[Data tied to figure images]
_ _ _ _

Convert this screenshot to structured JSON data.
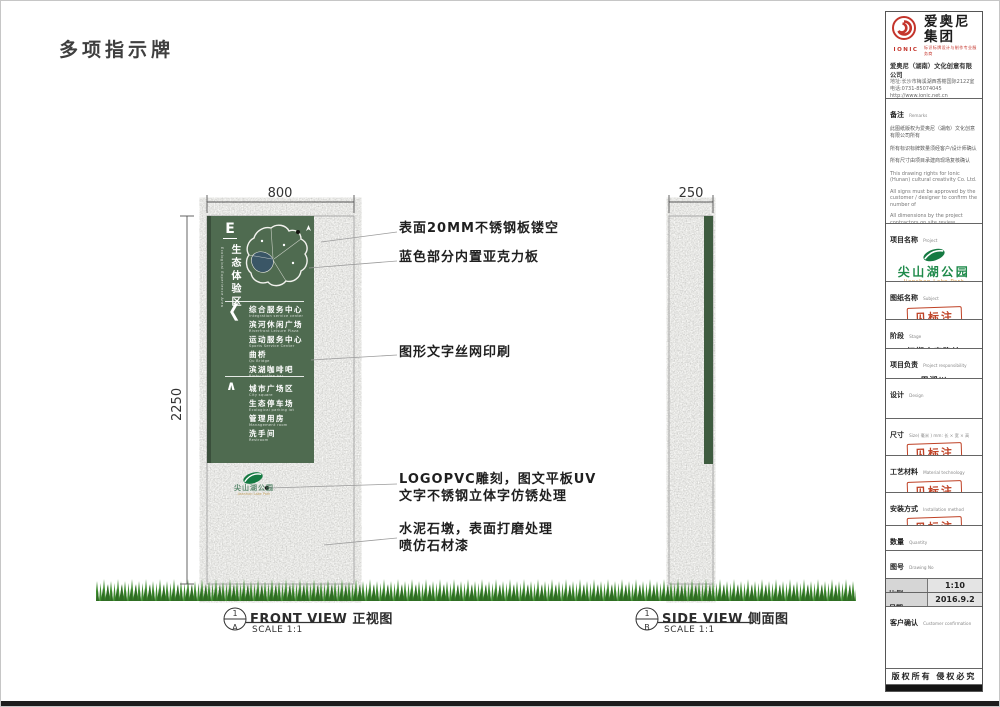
{
  "page": {
    "title": "多项指示牌"
  },
  "dims": {
    "front_width": "800",
    "height": "2250",
    "side_width": "250"
  },
  "annotations": [
    {
      "line1": "表面20MM不锈钢板镂空"
    },
    {
      "line1": "蓝色部分内置亚克力板"
    },
    {
      "line1": "图形文字丝网印刷"
    },
    {
      "line1": "LOGOPVC雕刻，图文平板UV",
      "line2": "文字不锈钢立体字仿锈处理"
    },
    {
      "line1": "水泥石墩，表面打磨处理",
      "line2": "喷仿石材漆"
    }
  ],
  "sign": {
    "zone_letter": "E",
    "zone_name": "生态体验区",
    "zone_name_en": "Ecological Experience Area",
    "chevron": "❮",
    "up_arrow": "∧",
    "groups": [
      {
        "items": [
          {
            "zh": "综合服务中心",
            "en": "Integration service center"
          },
          {
            "zh": "滨河休闲广场",
            "en": "Riverfront Leisure Plaza"
          },
          {
            "zh": "运动服务中心",
            "en": "Sports Service Center"
          },
          {
            "zh": "曲桥",
            "en": "Qu Bridge"
          },
          {
            "zh": "滨湖咖啡吧",
            "en": "Binhu coffee bar"
          }
        ]
      },
      {
        "items": [
          {
            "zh": "城市广场区",
            "en": "City square"
          },
          {
            "zh": "生态停车场",
            "en": "Ecological parking lot"
          },
          {
            "zh": "管理用房",
            "en": "Management room"
          },
          {
            "zh": "洗手间",
            "en": "Restroom"
          }
        ]
      }
    ],
    "footer_logo": {
      "name": "尖山湖公园",
      "name_en": "Jianshan Lake Park"
    }
  },
  "views": [
    {
      "num": "1",
      "letter": "A",
      "name_en": "FRONT VIEW",
      "name_cn": "正视图",
      "scale": "SCALE 1:1"
    },
    {
      "num": "1",
      "letter": "B",
      "name_en": "SIDE VIEW",
      "name_cn": "侧面图",
      "scale": "SCALE 1:1"
    }
  ],
  "company": {
    "logo_text": "IONIC",
    "name": "爱奥尼集团",
    "tagline": "标识标牌设计与制作专业服务商",
    "fullname": "爱奥尼（湖南）文化创意有限公司",
    "address": "地址:长沙市梅溪湖西香榭国际2122室",
    "phone": "电话:0731-85074045",
    "website": "http://www.ionic.net.cn"
  },
  "titleblock": {
    "remarks": {
      "label": "备注",
      "label_en": "Remarks",
      "cn1": "此图纸版权为爱奥尼（湖南）文化创意有限公司所有",
      "cn2": "所有标识标牌数量须经客户/设计师确认",
      "cn3": "所有尺寸由项目承建商现场复核确认",
      "en1": "This drawing rights for Ionic (Hunan) cultural creativity Co. Ltd.",
      "en2": "All signs must be approved by the customer / designer to confirm the number of",
      "en3": "All dimensions by the project contractors on site review confirmed"
    },
    "project": {
      "label": "项目名称",
      "label_en": "Project",
      "value": "尖山湖公园",
      "value_en": "Jianshan Lake Park"
    },
    "subject": {
      "label": "图纸名称",
      "label_en": "Subject",
      "stamp": "见标注"
    },
    "stage": {
      "label": "阶段",
      "label_en": "Stage",
      "value": "初期方案确认"
    },
    "responsibility": {
      "label": "项目负责",
      "label_en": "Project responsibility",
      "value": "周湘川"
    },
    "design": {
      "label": "设计",
      "label_en": "Design"
    },
    "size": {
      "label": "尺寸",
      "label_en": "Size( 毫米 ) mm: 长 × 宽 × 高",
      "stamp": "见标注"
    },
    "material": {
      "label": "工艺材料",
      "label_en": "Material technology",
      "stamp": "见标注"
    },
    "install": {
      "label": "安装方式",
      "label_en": "Installation method",
      "stamp": "见标注"
    },
    "quantity": {
      "label": "数量",
      "label_en": "Quantity"
    },
    "drawing_no": {
      "label": "图号",
      "label_en": "Drawing No"
    },
    "proportion": {
      "label": "比例",
      "label_en": "Proportion",
      "value": "1:10"
    },
    "date": {
      "label": "日期",
      "label_en": "Date",
      "value": "2016.9.2"
    },
    "customer": {
      "label": "客户确认",
      "label_en": "Customer confirmation"
    },
    "copyright": "版权所有  侵权必究"
  },
  "colors": {
    "sign_green": "#4f6b50",
    "sign_green_dark": "#3a4f3b",
    "side_strip_green": "#3f5c40",
    "grass_light": "#3e8c2f",
    "grass_dark": "#2f6d23",
    "stamp_red": "#bf4226",
    "brand_red": "#c4342b",
    "park_green": "#157a42",
    "park_orange": "#d99a3f"
  }
}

_ _ _ _

* _WHAT THE TASK REQUIRES_: Return the whole listing, word for word, and leave out every picture.

* _WRITTEN RESPONSE_:
Convert this screenshot to structured JSON data.
{
  "page": {
    "title": "多项指示牌"
  },
  "dims": {
    "front_width": "800",
    "height": "2250",
    "side_width": "250"
  },
  "annotations": [
    {
      "line1": "表面20MM不锈钢板镂空"
    },
    {
      "line1": "蓝色部分内置亚克力板"
    },
    {
      "line1": "图形文字丝网印刷"
    },
    {
      "line1": "LOGOPVC雕刻，图文平板UV",
      "line2": "文字不锈钢立体字仿锈处理"
    },
    {
      "line1": "水泥石墩，表面打磨处理",
      "line2": "喷仿石材漆"
    }
  ],
  "sign": {
    "zone_letter": "E",
    "zone_name": "生态体验区",
    "zone_name_en": "Ecological Experience Area",
    "chevron": "❮",
    "up_arrow": "∧",
    "groups": [
      {
        "items": [
          {
            "zh": "综合服务中心",
            "en": "Integration service center"
          },
          {
            "zh": "滨河休闲广场",
            "en": "Riverfront Leisure Plaza"
          },
          {
            "zh": "运动服务中心",
            "en": "Sports Service Center"
          },
          {
            "zh": "曲桥",
            "en": "Qu Bridge"
          },
          {
            "zh": "滨湖咖啡吧",
            "en": "Binhu coffee bar"
          }
        ]
      },
      {
        "items": [
          {
            "zh": "城市广场区",
            "en": "City square"
          },
          {
            "zh": "生态停车场",
            "en": "Ecological parking lot"
          },
          {
            "zh": "管理用房",
            "en": "Management room"
          },
          {
            "zh": "洗手间",
            "en": "Restroom"
          }
        ]
      }
    ],
    "footer_logo": {
      "name": "尖山湖公园",
      "name_en": "Jianshan Lake Park"
    }
  },
  "views": [
    {
      "num": "1",
      "letter": "A",
      "name_en": "FRONT VIEW",
      "name_cn": "正视图",
      "scale": "SCALE 1:1"
    },
    {
      "num": "1",
      "letter": "B",
      "name_en": "SIDE VIEW",
      "name_cn": "侧面图",
      "scale": "SCALE 1:1"
    }
  ],
  "company": {
    "logo_text": "IONIC",
    "name": "爱奥尼集团",
    "tagline": "标识标牌设计与制作专业服务商",
    "fullname": "爱奥尼（湖南）文化创意有限公司",
    "address": "地址:长沙市梅溪湖西香榭国际2122室",
    "phone": "电话:0731-85074045",
    "website": "http://www.ionic.net.cn"
  },
  "titleblock": {
    "remarks": {
      "label": "备注",
      "label_en": "Remarks",
      "cn1": "此图纸版权为爱奥尼（湖南）文化创意有限公司所有",
      "cn2": "所有标识标牌数量须经客户/设计师确认",
      "cn3": "所有尺寸由项目承建商现场复核确认",
      "en1": "This drawing rights for Ionic (Hunan) cultural creativity Co. Ltd.",
      "en2": "All signs must be approved by the customer / designer to confirm the number of",
      "en3": "All dimensions by the project contractors on site review confirmed"
    },
    "project": {
      "label": "项目名称",
      "label_en": "Project",
      "value": "尖山湖公园",
      "value_en": "Jianshan Lake Park"
    },
    "subject": {
      "label": "图纸名称",
      "label_en": "Subject",
      "stamp": "见标注"
    },
    "stage": {
      "label": "阶段",
      "label_en": "Stage",
      "value": "初期方案确认"
    },
    "responsibility": {
      "label": "项目负责",
      "label_en": "Project responsibility",
      "value": "周湘川"
    },
    "design": {
      "label": "设计",
      "label_en": "Design"
    },
    "size": {
      "label": "尺寸",
      "label_en": "Size( 毫米 ) mm: 长 × 宽 × 高",
      "stamp": "见标注"
    },
    "material": {
      "label": "工艺材料",
      "label_en": "Material technology",
      "stamp": "见标注"
    },
    "install": {
      "label": "安装方式",
      "label_en": "Installation method",
      "stamp": "见标注"
    },
    "quantity": {
      "label": "数量",
      "label_en": "Quantity"
    },
    "drawing_no": {
      "label": "图号",
      "label_en": "Drawing No"
    },
    "proportion": {
      "label": "比例",
      "label_en": "Proportion",
      "value": "1:10"
    },
    "date": {
      "label": "日期",
      "label_en": "Date",
      "value": "2016.9.2"
    },
    "customer": {
      "label": "客户确认",
      "label_en": "Customer confirmation"
    },
    "copyright": "版权所有  侵权必究"
  },
  "colors": {
    "sign_green": "#4f6b50",
    "sign_green_dark": "#3a4f3b",
    "side_strip_green": "#3f5c40",
    "grass_light": "#3e8c2f",
    "grass_dark": "#2f6d23",
    "stamp_red": "#bf4226",
    "brand_red": "#c4342b",
    "park_green": "#157a42",
    "park_orange": "#d99a3f"
  }
}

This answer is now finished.